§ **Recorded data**

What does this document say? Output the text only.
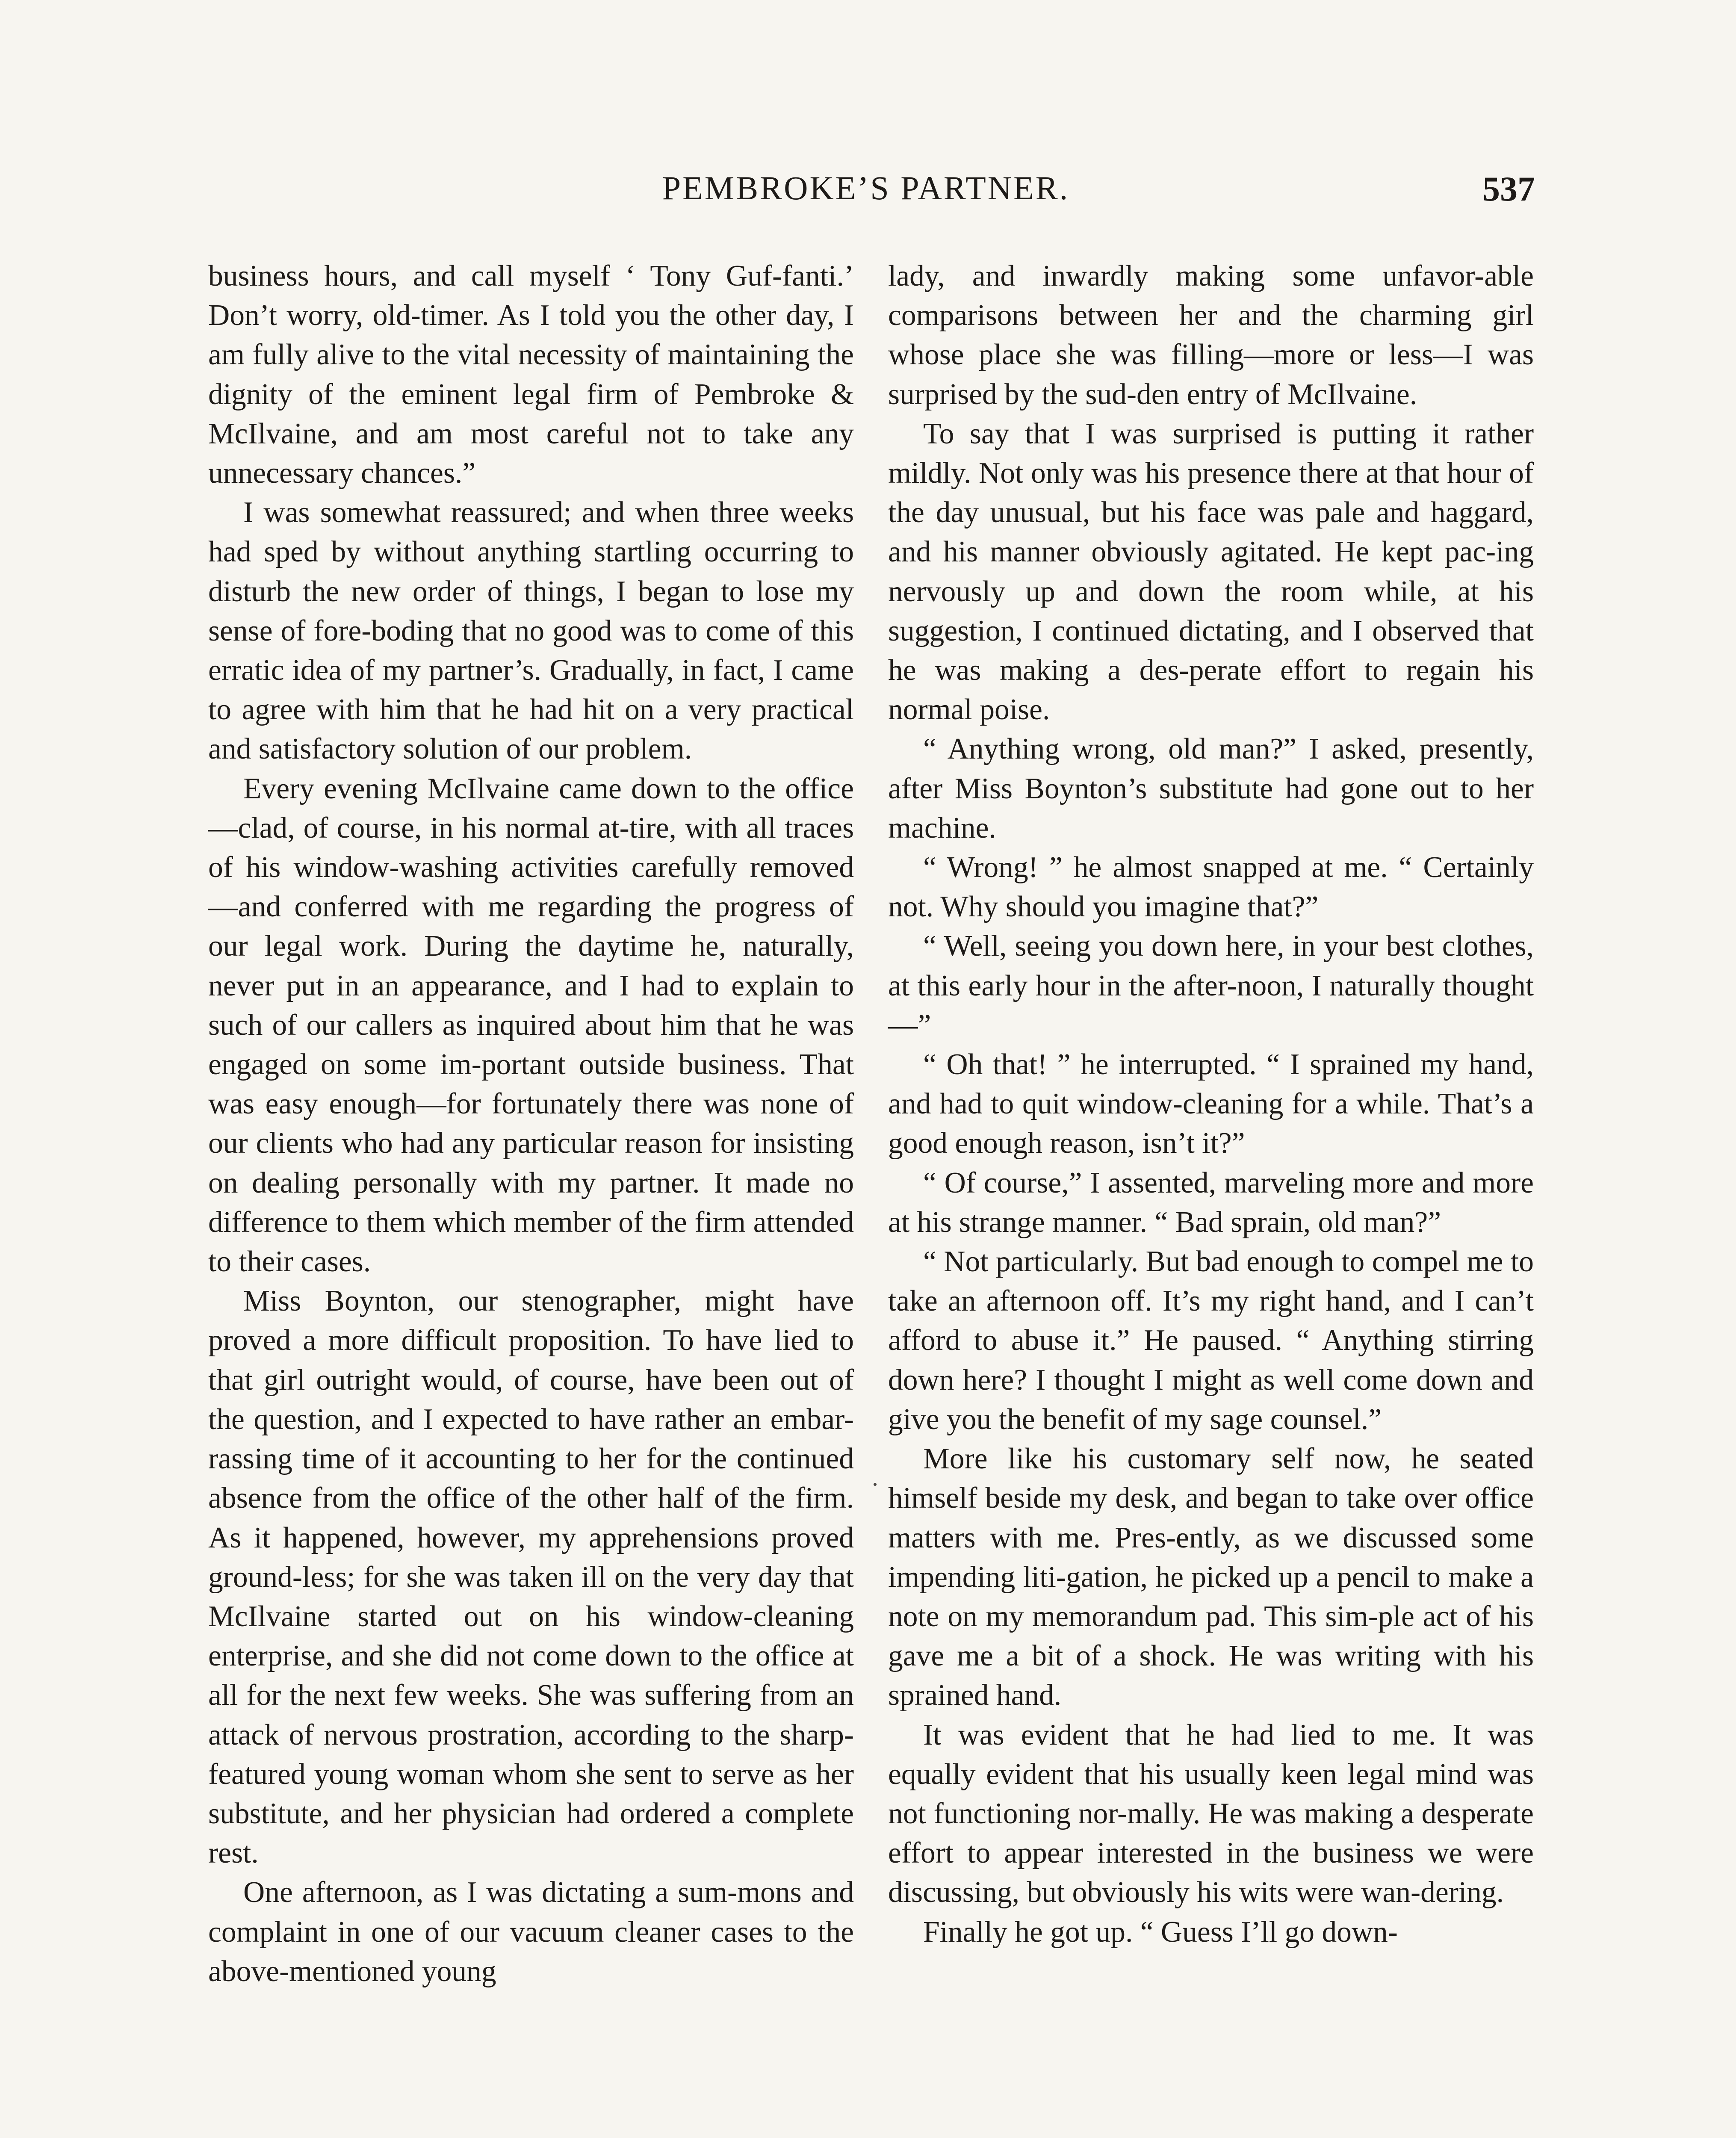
PEMBROKE’S PARTNER.	537

business hours, and call myself ‘ Tony Guf-fanti.’ Don’t worry, old-timer. As I told you the other day, I am fully alive to the vital necessity of maintaining the dignity of the eminent legal firm of Pembroke & McIlvaine, and am most careful not to take any unnecessary chances.”

I was somewhat reassured; and when three weeks had sped by without anything startling occurring to disturb the new order of things, I began to lose my sense of fore-boding that no good was to come of this erratic idea of my partner’s. Gradually, in fact, I came to agree with him that he had hit on a very practical and satisfactory solution of our problem.

Every evening McIlvaine came down to the office—clad, of course, in his normal at-tire, with all traces of his window-washing activities carefully removed—and conferred with me regarding the progress of our legal work. During the daytime he, naturally, never put in an appearance, and I had to explain to such of our callers as inquired about him that he was engaged on some im-portant outside business. That was easy enough—for fortunately there was none of our clients who had any particular reason for insisting on dealing personally with my partner. It made no difference to them which member of the firm attended to their cases.

Miss Boynton, our stenographer, might have proved a more difficult proposition. To have lied to that girl outright would, of course, have been out of the question, and I expected to have rather an embar-rassing time of it accounting to her for the continued absence from the office of the other half of the firm. As it happened, however, my apprehensions proved ground-less; for she was taken ill on the very day that McIlvaine started out on his window-cleaning enterprise, and she did not come down to the office at all for the next few weeks. She was suffering from an attack of nervous prostration, according to the sharp-featured young woman whom she sent to serve as her substitute, and her physician had ordered a complete rest.

One afternoon, as I was dictating a sum-mons and complaint in one of our vacuum cleaner cases to the above-mentioned young

lady, and inwardly making some unfavor-able comparisons between her and the charming girl whose place she was filling—more or less—I was surprised by the sud-den entry of McIlvaine.

To say that I was surprised is putting it rather mildly. Not only was his presence there at that hour of the day unusual, but his face was pale and haggard, and his manner obviously agitated. He kept pac-ing nervously up and down the room while, at his suggestion, I continued dictating, and I observed that he was making a des-perate effort to regain his normal poise.

“ Anything wrong, old man?” I asked, presently, after Miss Boynton’s substitute had gone out to her machine.

“ Wrong! ” he almost snapped at me. “ Certainly not. Why should you imagine that?”

“ Well, seeing you down here, in your best clothes, at this early hour in the after-noon, I naturally thought—”

“ Oh that! ” he interrupted. “ I sprained my hand, and had to quit window-cleaning for a while. That’s a good enough reason, isn’t it?”

“ Of course,” I assented, marveling more and more at his strange manner. “ Bad sprain, old man?”

“ Not particularly. But bad enough to compel me to take an afternoon off. It’s my right hand, and I can’t afford to abuse it.” He paused. “ Anything stirring down here? I thought I might as well come down and give you the benefit of my sage counsel.”

More like his customary self now, he seated himself beside my desk, and began to take over office matters with me. Pres-ently, as we discussed some impending liti-gation, he picked up a pencil to make a note on my memorandum pad. This sim-ple act of his gave me a bit of a shock. He was writing with his sprained hand.

It was evident that he had lied to me. It was equally evident that his usually keen legal mind was not functioning nor-mally. He was making a desperate effort to appear interested in the business we were discussing, but obviously his wits were wan-dering.

Finally he got up. “ Guess I’ll go down-
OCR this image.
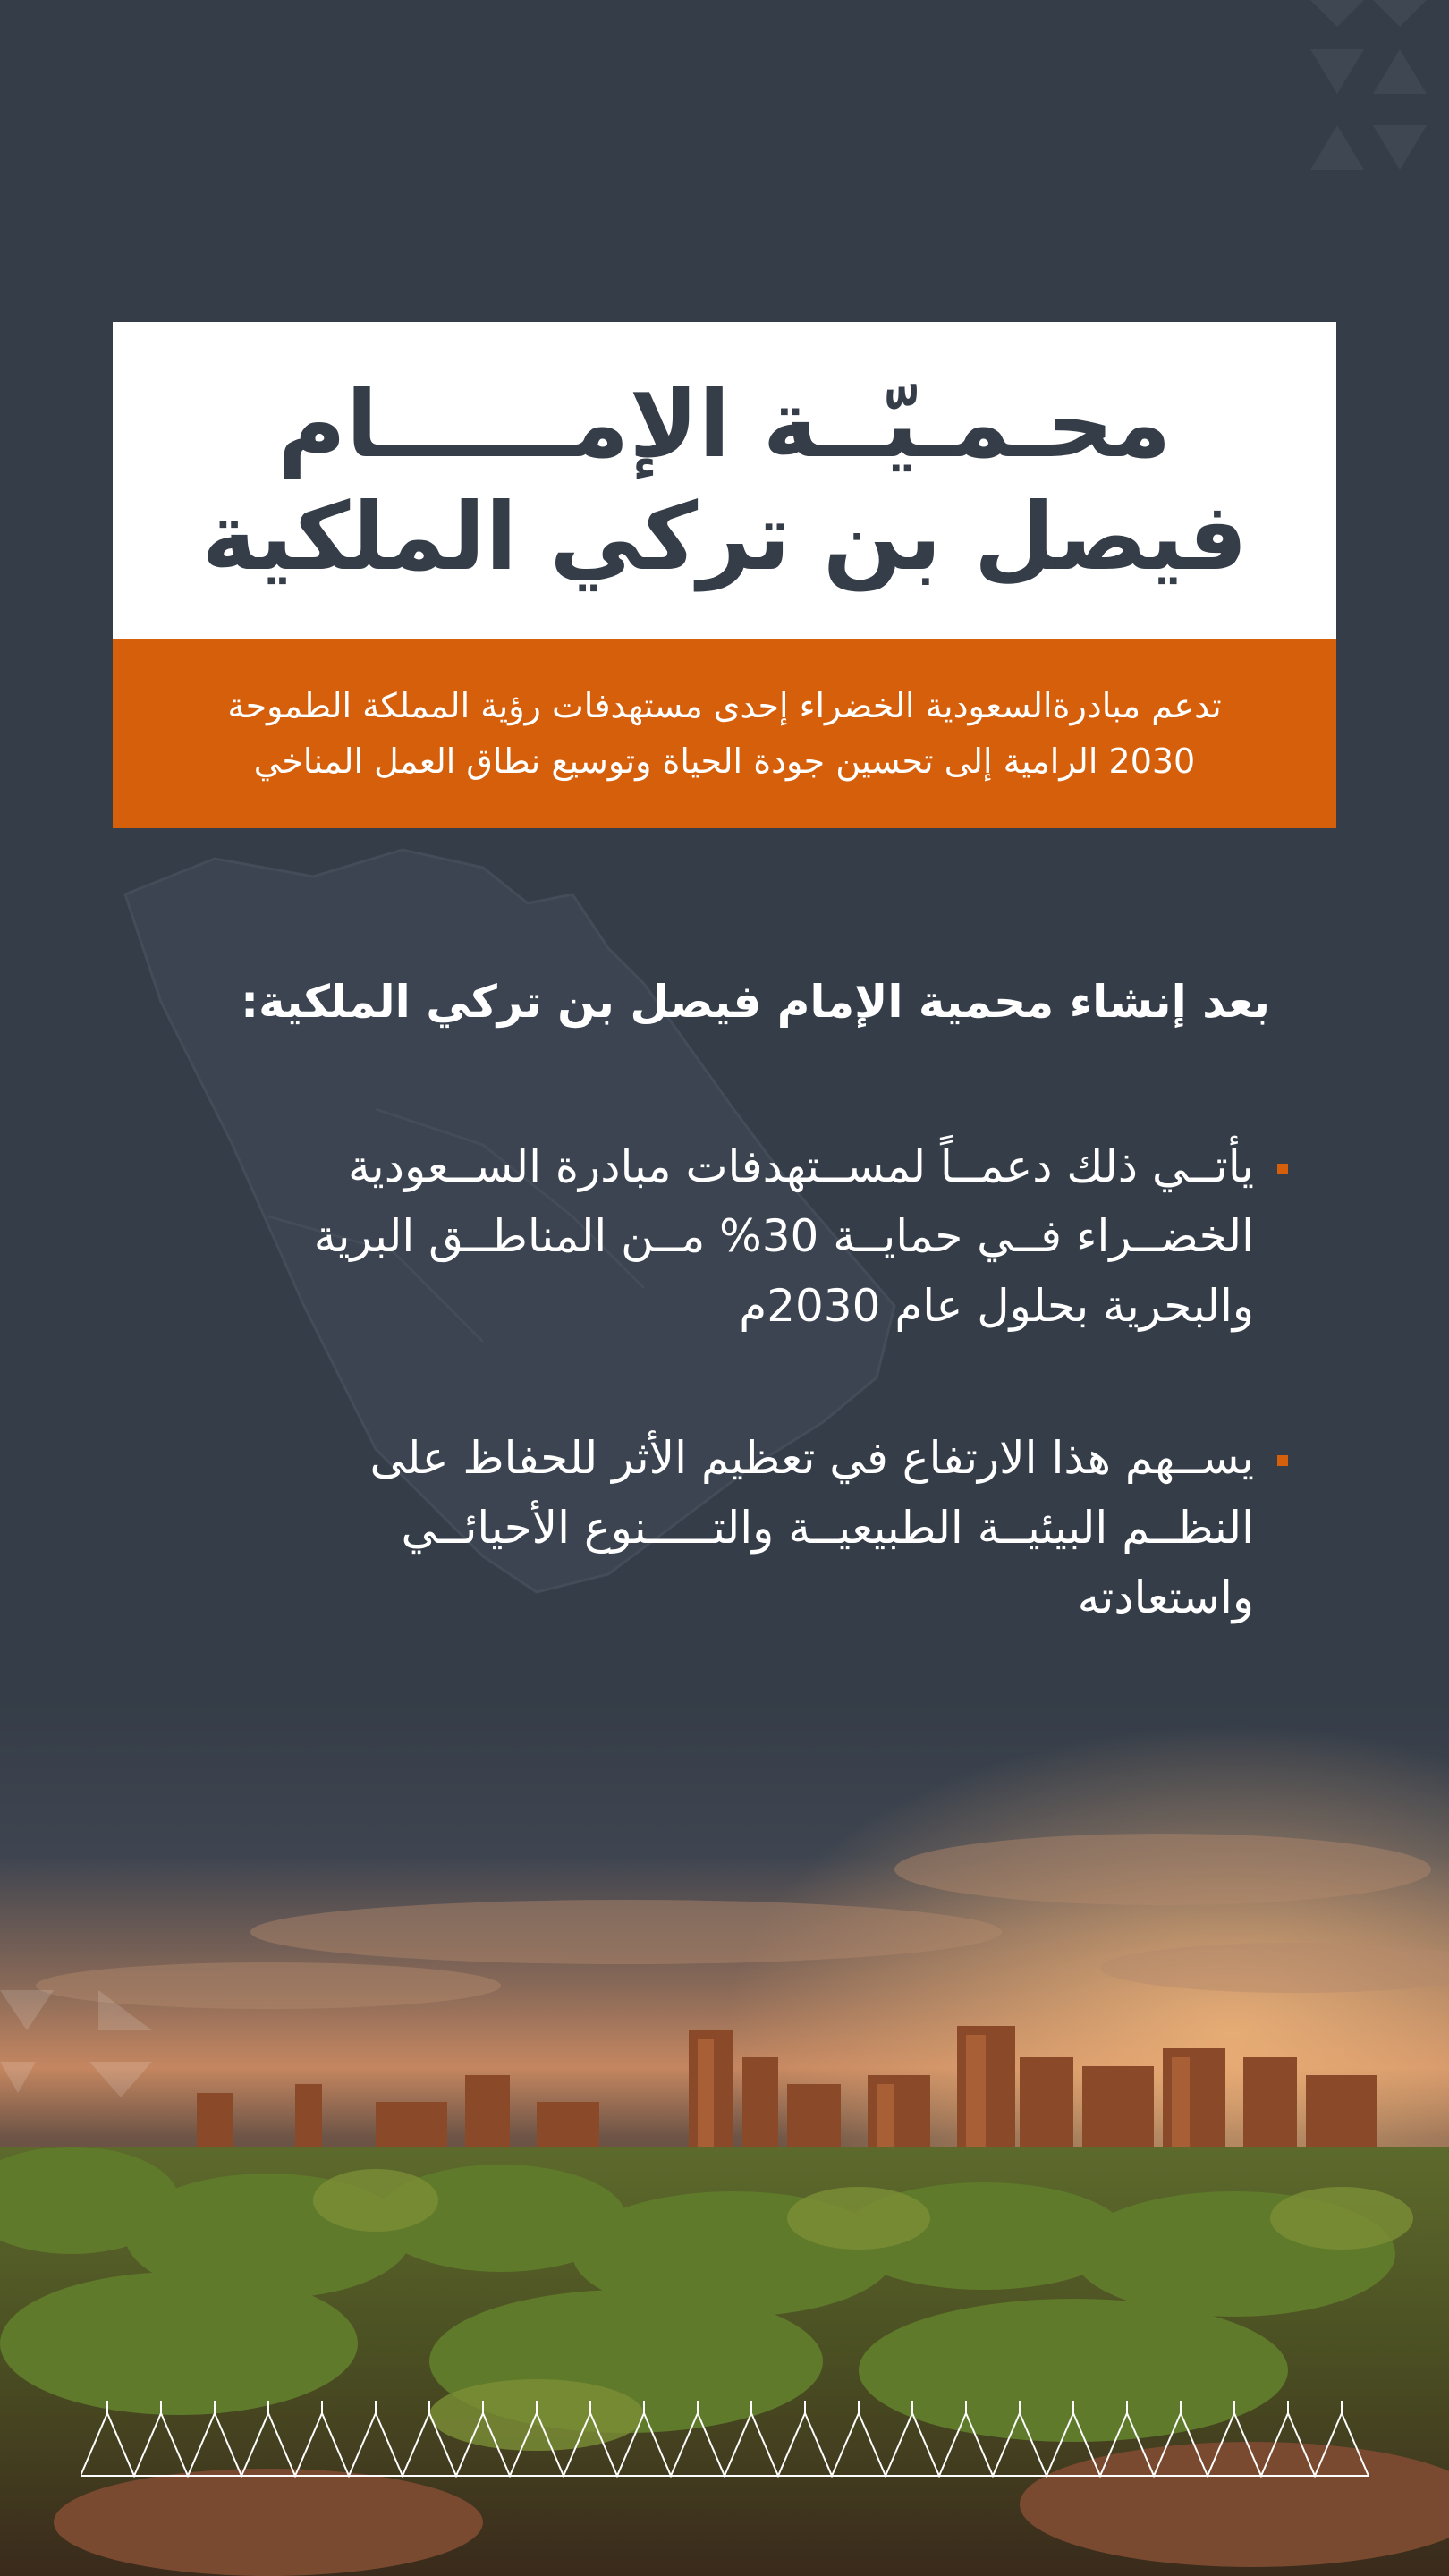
محـمـيّــة الإمــــــام
فيصل بن تركي الملكية
تدعم مبادرةالسعودية الخضراء إحدى مستهدفات رؤية المملكة الطموحة
2030 الرامية إلى تحسين جودة الحياة وتوسيع نطاق العمل المناخي
بعد إنشاء محمية الإمام فيصل بن تركي الملكية:
يأتــي ذلك دعمــاً لمســتهدفات مبادرة الســعودية
الخضــراء فــي حمايــة 30% مــن المناطــق البرية
والبحرية بحلول عام 2030م
يســهم هذا الارتفاع في تعظيم الأثر للحفاظ على
النظــم البيئيــة الطبيعيــة والتـــــنوع الأحيائــي
واستعادته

§ **Task goal**
Using the listing, copy every line where the word "فيصل" shows up.

§ **Correct answer**
فيصل بن تركي الملكية
بعد إنشاء محمية الإمام فيصل بن تركي الملكية:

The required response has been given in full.